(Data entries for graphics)
>>>>
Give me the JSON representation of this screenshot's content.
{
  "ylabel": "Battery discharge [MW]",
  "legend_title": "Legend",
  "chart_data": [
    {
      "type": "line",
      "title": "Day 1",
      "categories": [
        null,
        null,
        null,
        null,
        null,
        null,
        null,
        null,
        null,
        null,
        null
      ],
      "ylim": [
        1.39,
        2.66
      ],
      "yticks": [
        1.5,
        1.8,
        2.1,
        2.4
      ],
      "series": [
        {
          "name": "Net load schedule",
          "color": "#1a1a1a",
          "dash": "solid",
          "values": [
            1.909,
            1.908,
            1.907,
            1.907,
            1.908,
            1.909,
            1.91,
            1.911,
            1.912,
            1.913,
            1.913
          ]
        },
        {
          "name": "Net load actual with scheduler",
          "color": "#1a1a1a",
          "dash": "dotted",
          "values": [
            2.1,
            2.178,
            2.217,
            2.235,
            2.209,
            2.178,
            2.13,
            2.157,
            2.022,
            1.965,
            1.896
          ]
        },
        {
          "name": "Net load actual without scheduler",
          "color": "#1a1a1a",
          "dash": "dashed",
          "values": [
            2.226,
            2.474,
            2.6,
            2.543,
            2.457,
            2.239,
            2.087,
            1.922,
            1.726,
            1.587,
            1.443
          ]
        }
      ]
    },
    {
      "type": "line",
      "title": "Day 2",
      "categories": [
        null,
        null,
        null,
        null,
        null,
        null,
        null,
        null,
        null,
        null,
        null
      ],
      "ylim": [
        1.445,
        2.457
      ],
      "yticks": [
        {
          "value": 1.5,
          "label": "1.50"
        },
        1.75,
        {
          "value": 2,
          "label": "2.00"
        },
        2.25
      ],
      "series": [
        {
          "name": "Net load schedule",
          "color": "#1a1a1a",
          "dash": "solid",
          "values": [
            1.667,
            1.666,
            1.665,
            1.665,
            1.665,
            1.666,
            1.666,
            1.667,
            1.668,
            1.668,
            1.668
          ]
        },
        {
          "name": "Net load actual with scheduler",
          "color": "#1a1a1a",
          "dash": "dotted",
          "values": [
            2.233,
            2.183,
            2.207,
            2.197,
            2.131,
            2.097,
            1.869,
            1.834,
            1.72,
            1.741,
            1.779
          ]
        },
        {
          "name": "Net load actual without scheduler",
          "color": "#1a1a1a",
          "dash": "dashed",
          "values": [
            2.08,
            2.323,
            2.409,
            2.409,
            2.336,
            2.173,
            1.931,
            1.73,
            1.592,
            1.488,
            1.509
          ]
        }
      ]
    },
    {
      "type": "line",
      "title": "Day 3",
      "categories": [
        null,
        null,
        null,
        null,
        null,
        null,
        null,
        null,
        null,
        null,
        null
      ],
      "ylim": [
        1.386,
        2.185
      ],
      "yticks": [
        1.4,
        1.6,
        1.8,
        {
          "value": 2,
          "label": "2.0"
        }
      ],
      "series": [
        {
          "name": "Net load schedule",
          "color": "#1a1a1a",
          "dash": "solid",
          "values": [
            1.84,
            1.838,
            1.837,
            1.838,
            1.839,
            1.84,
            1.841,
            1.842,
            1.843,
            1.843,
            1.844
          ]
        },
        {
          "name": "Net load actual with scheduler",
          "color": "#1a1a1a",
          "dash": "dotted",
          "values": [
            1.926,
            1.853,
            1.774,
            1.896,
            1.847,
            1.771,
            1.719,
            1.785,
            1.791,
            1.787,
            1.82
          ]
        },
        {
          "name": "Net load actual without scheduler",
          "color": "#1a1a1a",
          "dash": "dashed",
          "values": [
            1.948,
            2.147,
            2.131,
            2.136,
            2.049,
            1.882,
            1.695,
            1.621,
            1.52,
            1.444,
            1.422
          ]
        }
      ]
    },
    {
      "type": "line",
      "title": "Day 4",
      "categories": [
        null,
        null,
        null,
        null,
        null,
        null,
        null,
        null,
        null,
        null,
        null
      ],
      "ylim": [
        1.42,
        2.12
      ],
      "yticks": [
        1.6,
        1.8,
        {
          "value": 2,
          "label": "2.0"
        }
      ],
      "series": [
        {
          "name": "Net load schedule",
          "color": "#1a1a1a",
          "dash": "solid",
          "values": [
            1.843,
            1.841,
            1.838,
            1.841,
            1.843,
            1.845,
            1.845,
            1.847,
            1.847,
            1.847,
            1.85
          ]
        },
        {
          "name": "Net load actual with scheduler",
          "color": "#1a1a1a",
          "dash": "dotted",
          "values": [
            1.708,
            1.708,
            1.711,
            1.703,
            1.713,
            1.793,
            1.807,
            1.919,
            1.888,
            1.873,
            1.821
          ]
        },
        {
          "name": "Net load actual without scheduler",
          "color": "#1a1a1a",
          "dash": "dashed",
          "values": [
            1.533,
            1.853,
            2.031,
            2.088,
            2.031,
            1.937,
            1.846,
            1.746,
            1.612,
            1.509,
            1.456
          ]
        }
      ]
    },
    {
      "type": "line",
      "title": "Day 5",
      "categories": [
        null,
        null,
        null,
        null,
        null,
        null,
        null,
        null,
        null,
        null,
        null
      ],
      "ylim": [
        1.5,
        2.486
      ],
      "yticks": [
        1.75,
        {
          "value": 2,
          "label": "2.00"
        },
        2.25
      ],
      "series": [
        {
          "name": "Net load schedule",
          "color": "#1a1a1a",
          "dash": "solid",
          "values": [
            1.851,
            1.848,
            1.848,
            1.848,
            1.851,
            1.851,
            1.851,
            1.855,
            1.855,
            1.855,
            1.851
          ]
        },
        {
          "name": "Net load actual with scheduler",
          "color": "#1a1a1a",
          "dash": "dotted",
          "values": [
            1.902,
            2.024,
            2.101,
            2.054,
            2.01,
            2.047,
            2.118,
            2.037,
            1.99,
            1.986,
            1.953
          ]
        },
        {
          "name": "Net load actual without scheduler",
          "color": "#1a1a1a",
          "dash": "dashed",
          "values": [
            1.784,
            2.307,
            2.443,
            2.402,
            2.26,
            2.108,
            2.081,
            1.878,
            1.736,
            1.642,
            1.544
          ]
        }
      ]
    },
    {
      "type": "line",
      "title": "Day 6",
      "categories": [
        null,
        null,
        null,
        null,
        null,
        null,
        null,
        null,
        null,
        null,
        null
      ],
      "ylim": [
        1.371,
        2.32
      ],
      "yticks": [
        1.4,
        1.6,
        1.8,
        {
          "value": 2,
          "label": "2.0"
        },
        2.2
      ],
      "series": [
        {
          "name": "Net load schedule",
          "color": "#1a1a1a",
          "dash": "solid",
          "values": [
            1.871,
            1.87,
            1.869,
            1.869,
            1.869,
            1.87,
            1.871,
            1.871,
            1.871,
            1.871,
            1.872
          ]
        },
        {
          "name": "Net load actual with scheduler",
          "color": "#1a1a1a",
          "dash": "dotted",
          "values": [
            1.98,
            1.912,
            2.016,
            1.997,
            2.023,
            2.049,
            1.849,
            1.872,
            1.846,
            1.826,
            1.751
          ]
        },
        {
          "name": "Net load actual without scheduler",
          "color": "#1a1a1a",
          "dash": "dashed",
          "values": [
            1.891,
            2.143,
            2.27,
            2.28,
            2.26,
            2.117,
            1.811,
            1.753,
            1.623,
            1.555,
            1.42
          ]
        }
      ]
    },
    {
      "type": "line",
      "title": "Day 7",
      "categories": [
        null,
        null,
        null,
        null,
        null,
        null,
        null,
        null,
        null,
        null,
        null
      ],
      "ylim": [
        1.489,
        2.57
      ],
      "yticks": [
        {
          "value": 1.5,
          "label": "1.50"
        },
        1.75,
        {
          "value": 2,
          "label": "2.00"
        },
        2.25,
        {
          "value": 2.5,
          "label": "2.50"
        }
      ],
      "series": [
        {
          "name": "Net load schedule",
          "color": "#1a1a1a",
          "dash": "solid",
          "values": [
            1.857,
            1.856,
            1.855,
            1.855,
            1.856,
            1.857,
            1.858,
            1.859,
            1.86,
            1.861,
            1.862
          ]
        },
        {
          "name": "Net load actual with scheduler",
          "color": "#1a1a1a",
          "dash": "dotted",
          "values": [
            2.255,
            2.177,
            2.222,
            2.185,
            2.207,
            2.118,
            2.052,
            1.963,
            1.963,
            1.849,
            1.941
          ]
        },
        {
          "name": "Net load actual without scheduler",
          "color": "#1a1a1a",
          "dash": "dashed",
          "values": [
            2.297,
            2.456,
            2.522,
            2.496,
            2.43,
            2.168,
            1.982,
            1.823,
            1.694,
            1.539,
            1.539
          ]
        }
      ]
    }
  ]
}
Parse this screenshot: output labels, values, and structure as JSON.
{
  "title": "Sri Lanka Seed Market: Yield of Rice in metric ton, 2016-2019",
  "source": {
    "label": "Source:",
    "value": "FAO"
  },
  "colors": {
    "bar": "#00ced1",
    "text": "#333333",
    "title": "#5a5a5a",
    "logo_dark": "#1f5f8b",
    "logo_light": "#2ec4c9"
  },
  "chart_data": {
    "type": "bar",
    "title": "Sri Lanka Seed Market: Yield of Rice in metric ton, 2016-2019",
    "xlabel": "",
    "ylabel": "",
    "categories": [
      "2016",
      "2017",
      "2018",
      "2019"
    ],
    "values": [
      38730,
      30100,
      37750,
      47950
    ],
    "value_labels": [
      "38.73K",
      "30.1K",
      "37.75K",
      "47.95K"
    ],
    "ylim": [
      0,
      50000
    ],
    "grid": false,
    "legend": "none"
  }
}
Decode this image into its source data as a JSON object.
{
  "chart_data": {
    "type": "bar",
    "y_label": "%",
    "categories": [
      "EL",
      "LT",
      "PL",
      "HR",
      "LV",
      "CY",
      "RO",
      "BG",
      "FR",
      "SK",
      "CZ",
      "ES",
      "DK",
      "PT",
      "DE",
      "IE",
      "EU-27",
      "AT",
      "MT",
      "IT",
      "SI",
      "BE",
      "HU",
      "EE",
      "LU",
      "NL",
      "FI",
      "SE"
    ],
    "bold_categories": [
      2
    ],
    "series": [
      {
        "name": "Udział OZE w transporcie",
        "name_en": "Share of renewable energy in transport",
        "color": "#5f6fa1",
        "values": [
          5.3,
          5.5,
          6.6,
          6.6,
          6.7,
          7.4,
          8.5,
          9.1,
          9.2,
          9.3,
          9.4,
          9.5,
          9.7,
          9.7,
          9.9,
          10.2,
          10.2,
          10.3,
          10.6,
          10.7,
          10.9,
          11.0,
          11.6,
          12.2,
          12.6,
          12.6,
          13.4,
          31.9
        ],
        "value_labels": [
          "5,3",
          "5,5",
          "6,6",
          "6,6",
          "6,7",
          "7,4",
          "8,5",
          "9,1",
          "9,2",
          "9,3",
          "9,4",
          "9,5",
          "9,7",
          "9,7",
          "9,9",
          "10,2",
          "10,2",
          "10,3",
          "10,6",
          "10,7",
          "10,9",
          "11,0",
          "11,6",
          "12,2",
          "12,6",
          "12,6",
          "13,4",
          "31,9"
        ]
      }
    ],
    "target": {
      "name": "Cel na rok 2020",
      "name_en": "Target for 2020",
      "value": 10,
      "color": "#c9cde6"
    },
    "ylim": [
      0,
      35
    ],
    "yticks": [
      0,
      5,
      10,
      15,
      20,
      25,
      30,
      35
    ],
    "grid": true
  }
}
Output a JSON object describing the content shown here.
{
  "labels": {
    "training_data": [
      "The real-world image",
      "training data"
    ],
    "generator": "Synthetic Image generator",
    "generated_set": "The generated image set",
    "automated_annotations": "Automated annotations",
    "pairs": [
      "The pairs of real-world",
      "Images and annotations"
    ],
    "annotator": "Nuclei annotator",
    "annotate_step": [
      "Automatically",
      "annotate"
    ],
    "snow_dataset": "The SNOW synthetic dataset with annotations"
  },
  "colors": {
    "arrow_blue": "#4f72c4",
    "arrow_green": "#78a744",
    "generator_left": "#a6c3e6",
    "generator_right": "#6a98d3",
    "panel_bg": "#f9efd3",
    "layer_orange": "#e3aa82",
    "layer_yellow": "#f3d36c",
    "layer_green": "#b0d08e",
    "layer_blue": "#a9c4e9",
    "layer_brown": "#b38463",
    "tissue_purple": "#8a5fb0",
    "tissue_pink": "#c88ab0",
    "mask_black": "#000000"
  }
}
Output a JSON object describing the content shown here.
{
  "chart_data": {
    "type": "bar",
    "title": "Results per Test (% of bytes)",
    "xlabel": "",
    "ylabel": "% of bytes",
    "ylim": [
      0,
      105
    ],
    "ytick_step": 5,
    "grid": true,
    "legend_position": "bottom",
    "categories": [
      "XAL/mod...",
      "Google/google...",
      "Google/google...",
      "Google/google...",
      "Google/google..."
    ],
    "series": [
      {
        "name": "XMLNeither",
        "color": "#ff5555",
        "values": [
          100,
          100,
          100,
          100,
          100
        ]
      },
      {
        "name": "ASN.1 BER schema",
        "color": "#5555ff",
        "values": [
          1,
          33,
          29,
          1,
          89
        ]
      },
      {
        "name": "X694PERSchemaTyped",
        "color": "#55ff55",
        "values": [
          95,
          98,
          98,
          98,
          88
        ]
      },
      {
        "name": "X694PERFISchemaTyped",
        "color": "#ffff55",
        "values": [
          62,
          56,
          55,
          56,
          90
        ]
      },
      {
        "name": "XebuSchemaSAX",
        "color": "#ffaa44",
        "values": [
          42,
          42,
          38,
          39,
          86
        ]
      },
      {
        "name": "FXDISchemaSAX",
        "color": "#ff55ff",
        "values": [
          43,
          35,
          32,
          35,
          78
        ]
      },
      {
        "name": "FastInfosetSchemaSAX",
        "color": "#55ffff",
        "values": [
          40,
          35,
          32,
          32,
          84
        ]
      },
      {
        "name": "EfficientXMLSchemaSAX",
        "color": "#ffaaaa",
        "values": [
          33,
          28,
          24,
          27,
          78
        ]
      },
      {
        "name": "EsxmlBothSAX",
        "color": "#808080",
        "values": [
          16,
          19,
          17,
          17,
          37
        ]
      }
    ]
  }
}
<<<<
TASK INSTRUCTIONS:
Give only the number of lines in the entries above that contain the string "screenshot".

CORRECT ANSWER:
2